WHAT YOU NEED TO DO:
List the major Los Angeles venues named in the band bios below as places where Chris has performed.
begin DOCUMENT SEGMENT
The 80’s found Chris writing original material and studying guitar with famed master Ted Greene. Other opportunities opened for Chris and as a member of the Younger Brothers and as a sideman, opened for Las Vegas acts and throughout SoCal. One notable gig brought Chris into Sneak, a local Redondo and college circuit favorite.
Chris has performed at many major LA venues, including the Troubadour, the Ice House, Filthy McNasty’s, the Palomino. Currently, we find Chris as a founding member in this newest band, The Silver – a solid unit of veteran players who create their own compelling songs which resonate with audiences. Chris is a prolific and extraordinary songwriter and much of his solo and collaborative material populate The Silver’s set list. - and the rest will be future history.
Kevin comes to us as a native of South Africa. Classical piano lessons at an early age paid off handsomely. You must come to a gig to hear Kevin begin a solid rock tune with Bach's Toccata & Fugue in Dm. And because he’s from the bottom of the planet, Kevin learned to play upside down. He plays keys, guitar and has sung lead vocal and harmonies in groups since 1969. Kevin's experience includes his opening acts as solo and duo acoustic.
Several of Kevin’s bands include Village Green, Raven, Buttercup (which had a hit single “Baby Love Affair”). A position with Performing Arts Council of Transvaal saw Kevin as sound and lighting engineer for Breytenback Theatre in Pretoria. Other gigs include music retail management, supplying instruments for top bands. A full time job with professional Pop Group Pendulum saw Kevin gig in many top venues in S.A. as well as recording a number of hits in the Top 10.
He has played in various groups in the Johannesburg/Pretoria circuit, including first percussionist and conductor in a semi-classical brass band. Projects included the gospel group Gift, the Kevin Duke band, both with CDs of original material. Kevin paid his pub scene/private party/corporate dues with Undercover and Not Fragile, performing a wide range of cover material. Radio airplay came again with Dixie Hillbillies as keyboardist/lead vocalist. Kevin moved to California permanently in 2016. As you can see from the photo on the left, Pendulum had a great sense of humor. Those wacky pranksters hoped you'd seriously buy into the outfits. If you get an outfit like any one these, you can be in the band, too!
After a brief stint with the Sterling Sylver Country Band, Kevin was offered a position with the Brent Payne Band as keyboardist and backing vocalist, performing at Disneyland where Kevin met Chris Clifford and decided to leave the Brent Payne Band and join up with Chris. The two have been inseparable ever since.
Born and raised in Saint Louis Missouri, I began playing drums when I was around 13. I always considered it as just a hobby until I went to college. Some friends asked me to play with them so they could enter a battle of the bands at Drury University. Not only did we win that contest, but went across town to enter a much bigger one at Missouri State. That was the beginning of my crazy musical life.
We also won the contest at Missouri State to where I had transferred. Suddenly, the soccer team treated me like I was some kind of celebrity, which I didn't quite understand. Far be it for me to argue.
end DOCUMENT SEGMENT
begin DATASET RECORDS
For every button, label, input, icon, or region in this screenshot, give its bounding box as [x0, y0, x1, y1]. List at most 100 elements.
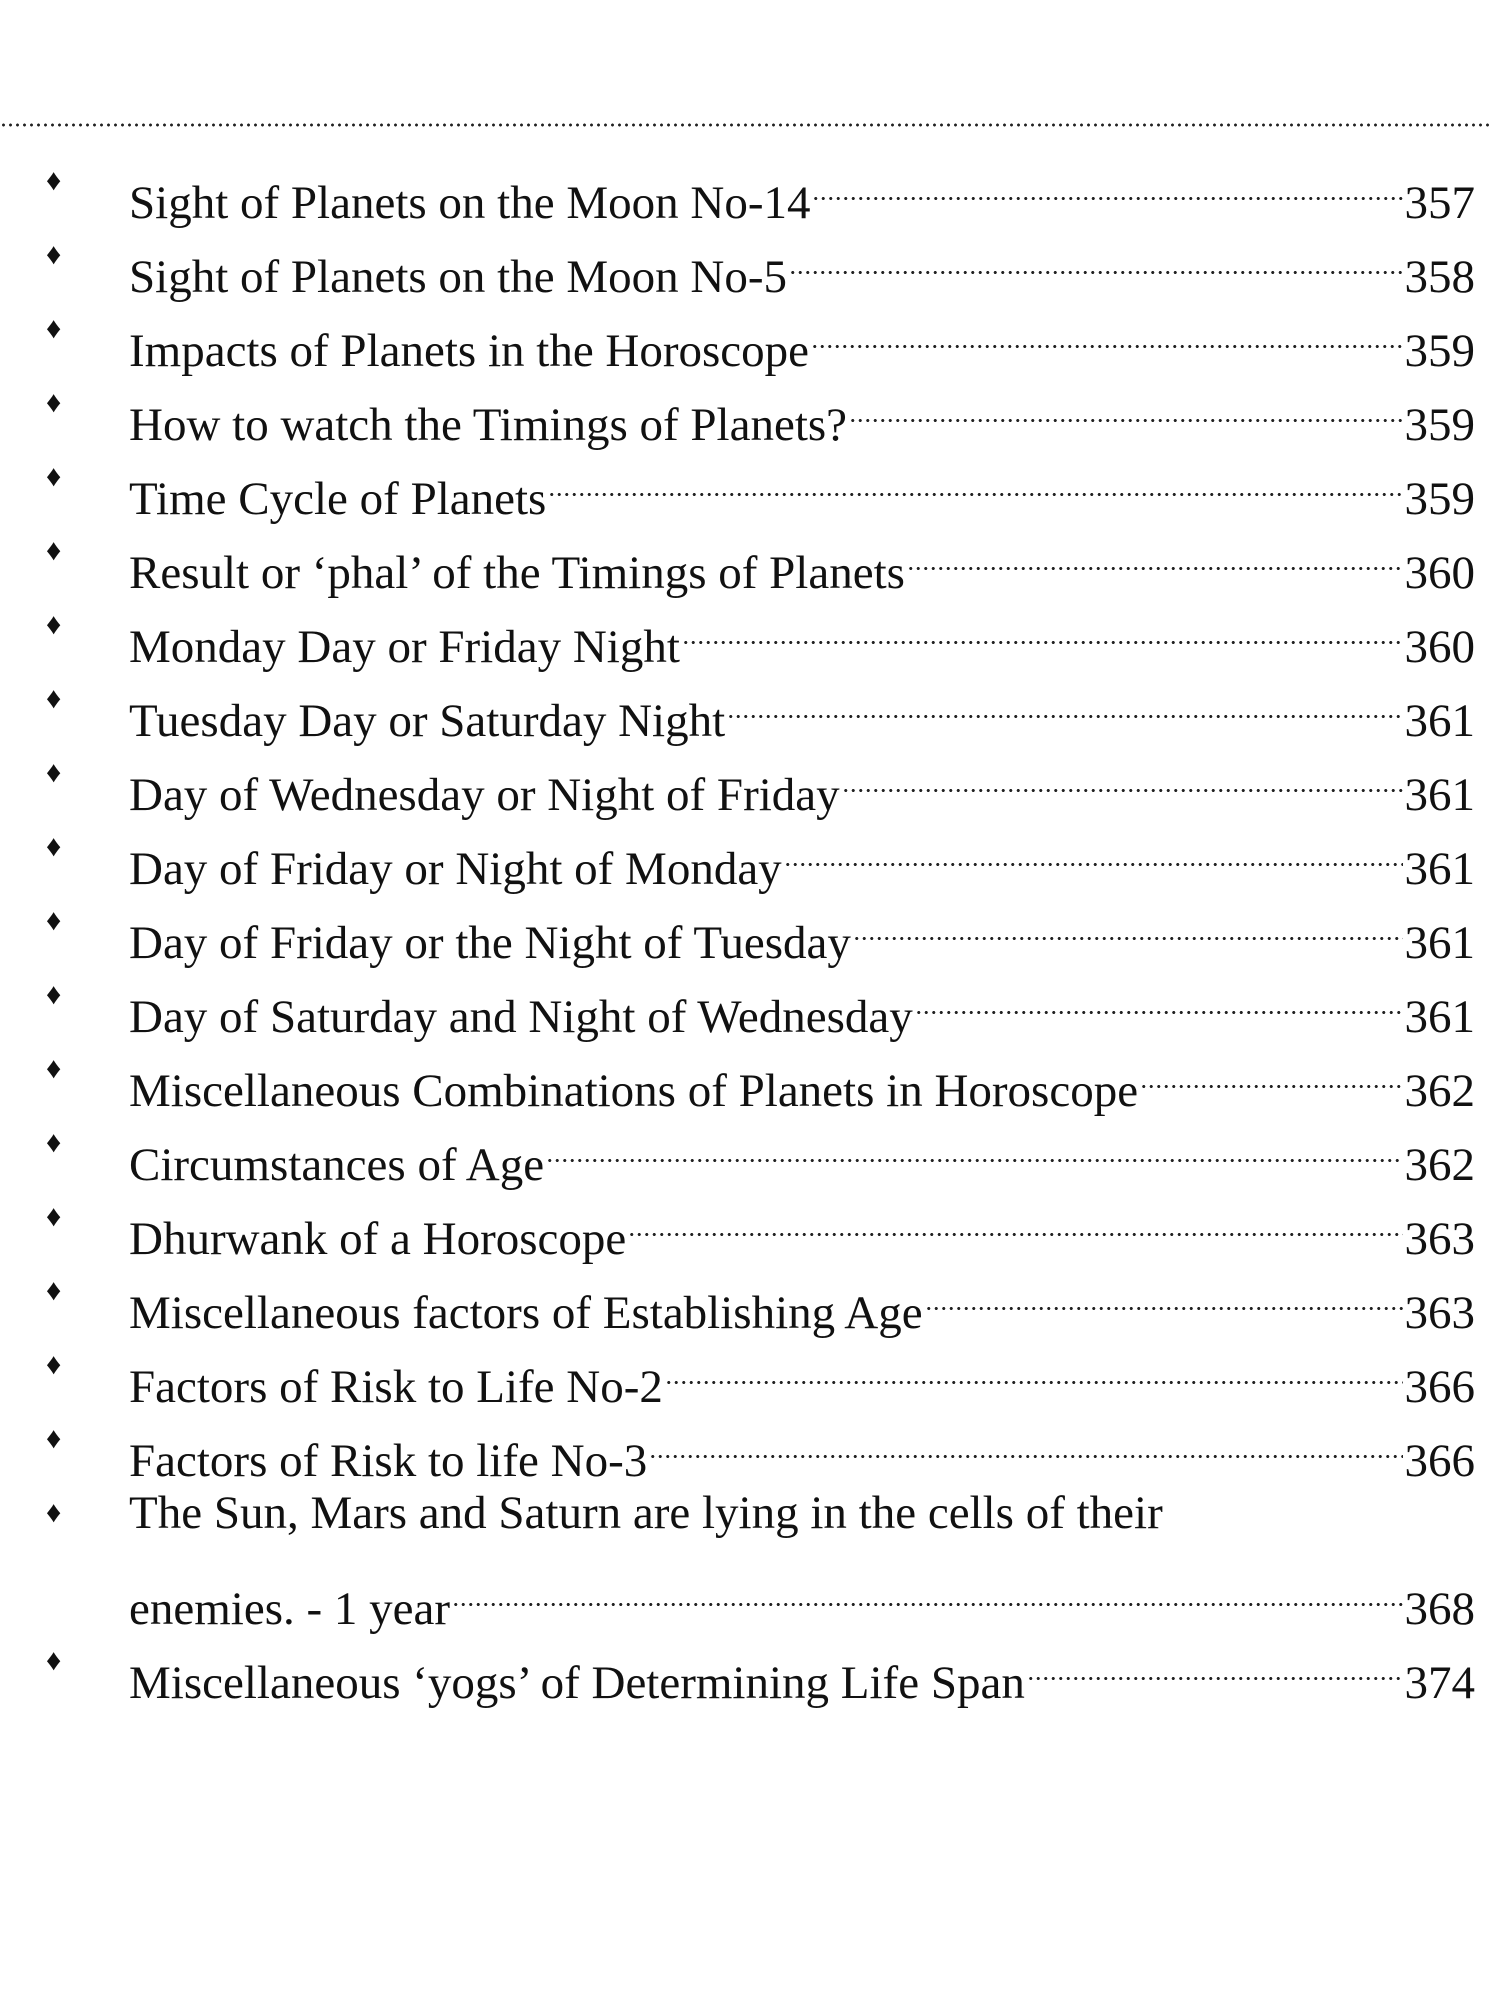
toc-entry-title: Day of Saturday and Night of Wednesday [129, 991, 913, 1043]
toc-entry-page: 361 [1404, 917, 1476, 969]
diamond-bullet-icon: ♦ [46, 682, 62, 715]
diamond-bullet-icon: ♦ [46, 756, 62, 789]
toc-entry[interactable]: ♦ Result or ‘phal’ of the Timings of Plan… [40, 514, 1475, 599]
diamond-bullet-icon: ♦ [46, 608, 62, 641]
toc-entry-title: Tuesday Day or Saturday Night [129, 695, 726, 747]
toc-entry-title: Miscellaneous Combinations of Planets in… [129, 1065, 1139, 1117]
dot-leader [452, 1550, 1403, 1624]
diamond-bullet-icon: ♦ [46, 460, 62, 493]
dot-leader [914, 958, 1403, 1032]
toc-entry-page: 363 [1404, 1213, 1476, 1265]
toc-entry[interactable]: ♦ Time Cycle of Planets 359 [40, 440, 1475, 525]
toc-entry-title: Factors of Risk to life No-3 [129, 1435, 648, 1487]
toc-entry-page: 361 [1404, 843, 1476, 895]
toc-entry-title: Sight of Planets on the Moon No-5 [129, 251, 787, 303]
toc-entry[interactable]: ♦ Dhurwank of a Horoscope 363 [40, 1180, 1475, 1265]
toc-entry-page: 359 [1404, 325, 1476, 377]
toc-entry-title: How to watch the Timings of Planets? [129, 399, 848, 451]
toc-entry[interactable]: ♦ Day of Friday or Night of Monday 361 [40, 810, 1475, 895]
toc-entry-title: Sight of Planets on the Moon No-14 [129, 177, 811, 229]
diamond-bullet-icon: ♦ [46, 978, 62, 1011]
diamond-bullet-icon: ♦ [46, 1348, 62, 1381]
diamond-bullet-icon: ♦ [46, 904, 62, 937]
toc-entry-title: The Sun, Mars and Saturn are lying in th… [129, 1487, 1163, 1539]
toc-entry-title: Day of Friday or Night of Monday [129, 843, 782, 895]
toc-entry-page: 361 [1404, 695, 1476, 747]
toc-entry[interactable]: ♦ Sight of Planets on the Moon No-5 358 [40, 218, 1475, 303]
toc-entry[interactable]: ♦ Monday Day or Friday Night 360 [40, 588, 1475, 673]
dot-leader [548, 440, 1403, 514]
toc-entry-title-continued: enemies. - 1 year [129, 1583, 451, 1635]
toc-entry-page: 361 [1404, 991, 1476, 1043]
toc-entry-title: Factors of Risk to Life No-2 [129, 1361, 663, 1413]
diamond-bullet-icon: ♦ [46, 1052, 62, 1085]
dot-leader [628, 1180, 1403, 1254]
diamond-bullet-icon: ♦ [46, 1496, 62, 1529]
dot-leader [664, 1328, 1403, 1402]
dot-leader [546, 1106, 1403, 1180]
dot-leader [1026, 1624, 1403, 1698]
toc-entry[interactable]: ♦ Miscellaneous factors of Establishing A… [40, 1254, 1475, 1339]
diamond-bullet-icon: ♦ [46, 238, 62, 271]
dot-leader [906, 514, 1403, 588]
toc-entry[interactable]: ♦ Miscellaneous Combinations of Planets i… [40, 1032, 1475, 1117]
toc-entry[interactable]: ♦ Day of Wednesday or Night of Friday 361 [40, 736, 1475, 821]
diamond-bullet-icon: ♦ [46, 1126, 62, 1159]
toc-entry-title: Day of Wednesday or Night of Friday [129, 769, 840, 821]
toc-entry[interactable]: ♦ How to watch the Timings of Planets? 359 [40, 366, 1475, 451]
toc-entry[interactable]: ♦ Sight of Planets on the Moon No-14 357 [40, 144, 1475, 229]
toc-entry-page: 359 [1404, 473, 1476, 525]
diamond-bullet-icon: ♦ [46, 312, 62, 345]
dot-leader [812, 144, 1403, 218]
diamond-bullet-icon: ♦ [46, 1274, 62, 1307]
toc-entry-page: 362 [1404, 1139, 1476, 1191]
toc-entry[interactable]: ♦ Factors of Risk to life No-3 366 [40, 1402, 1475, 1487]
diamond-bullet-icon: ♦ [46, 830, 62, 863]
toc-entry-title: Dhurwank of a Horoscope [129, 1213, 627, 1265]
toc-entry-page: 374 [1404, 1657, 1476, 1709]
diamond-bullet-icon: ♦ [46, 1422, 62, 1455]
dot-leader [849, 366, 1403, 440]
toc-entry-title: Circumstances of Age [129, 1139, 545, 1191]
toc-entry[interactable]: ♦ Tuesday Day or Saturday Night 361 [40, 662, 1475, 747]
toc-entry[interactable]: ♦ Miscellaneous ‘yogs’ of Determining Lif… [40, 1624, 1475, 1709]
toc-entry[interactable]: ♦ Factors of Risk to Life No-2 366 [40, 1328, 1475, 1413]
toc-entry-page: 357 [1404, 177, 1476, 229]
dot-leader [649, 1402, 1403, 1476]
toc-entry-title: Miscellaneous ‘yogs’ of Determining Life… [129, 1657, 1025, 1709]
toc-entry-title: Impacts of Planets in the Horoscope [129, 325, 810, 377]
toc-entry-page: 360 [1404, 621, 1476, 673]
toc-entry-page: 368 [1404, 1583, 1476, 1635]
dot-leader [1140, 1032, 1403, 1106]
diamond-bullet-icon: ♦ [46, 534, 62, 567]
toc-entry[interactable]: ♦ Impacts of Planets in the Horoscope 359 [40, 292, 1475, 377]
dot-leader [788, 218, 1403, 292]
toc-entry-page: 366 [1404, 1361, 1476, 1413]
dotted-separator [0, 122, 1492, 128]
toc-entry[interactable]: ♦ Day of Friday or the Night of Tuesday 36… [40, 884, 1475, 969]
toc-entry-title: Result or ‘phal’ of the Timings of Plane… [129, 547, 905, 599]
toc-entry-title: Miscellaneous factors of Establishing Ag… [129, 1287, 923, 1339]
toc-entry-page: 359 [1404, 399, 1476, 451]
toc-entry-title: Time Cycle of Planets [129, 473, 547, 525]
dot-leader [841, 736, 1403, 810]
toc-entry-page: 362 [1404, 1065, 1476, 1117]
diamond-bullet-icon: ♦ [46, 164, 62, 197]
dot-leader [811, 292, 1403, 366]
toc-entry-page: 366 [1404, 1435, 1476, 1487]
toc-entry[interactable]: ♦ The Sun, Mars and Saturn are lying in t… [40, 1476, 1475, 1635]
toc-entry-page: 358 [1404, 251, 1476, 303]
diamond-bullet-icon: ♦ [46, 386, 62, 419]
dot-leader [727, 662, 1403, 736]
toc-entry-page: 360 [1404, 547, 1476, 599]
toc-entry[interactable]: ♦ Day of Saturday and Night of Wednesday 3… [40, 958, 1475, 1043]
diamond-bullet-icon: ♦ [46, 1200, 62, 1233]
table-of-contents: ♦ Sight of Planets on the Moon No-14 357 ♦ S… [40, 144, 1475, 1709]
diamond-bullet-icon: ♦ [46, 1644, 62, 1677]
toc-entry-page: 363 [1404, 1287, 1476, 1339]
toc-entry-page: 361 [1404, 769, 1476, 821]
dot-leader [924, 1254, 1403, 1328]
dot-leader [852, 884, 1403, 958]
toc-entry[interactable]: ♦ Circumstances of Age 362 [40, 1106, 1475, 1191]
dot-leader [681, 588, 1403, 662]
end DATASET RECORDS
FULL ANSWER:
- the Troubadour
- the Ice House
- Filthy McNasty’s
- the Palomino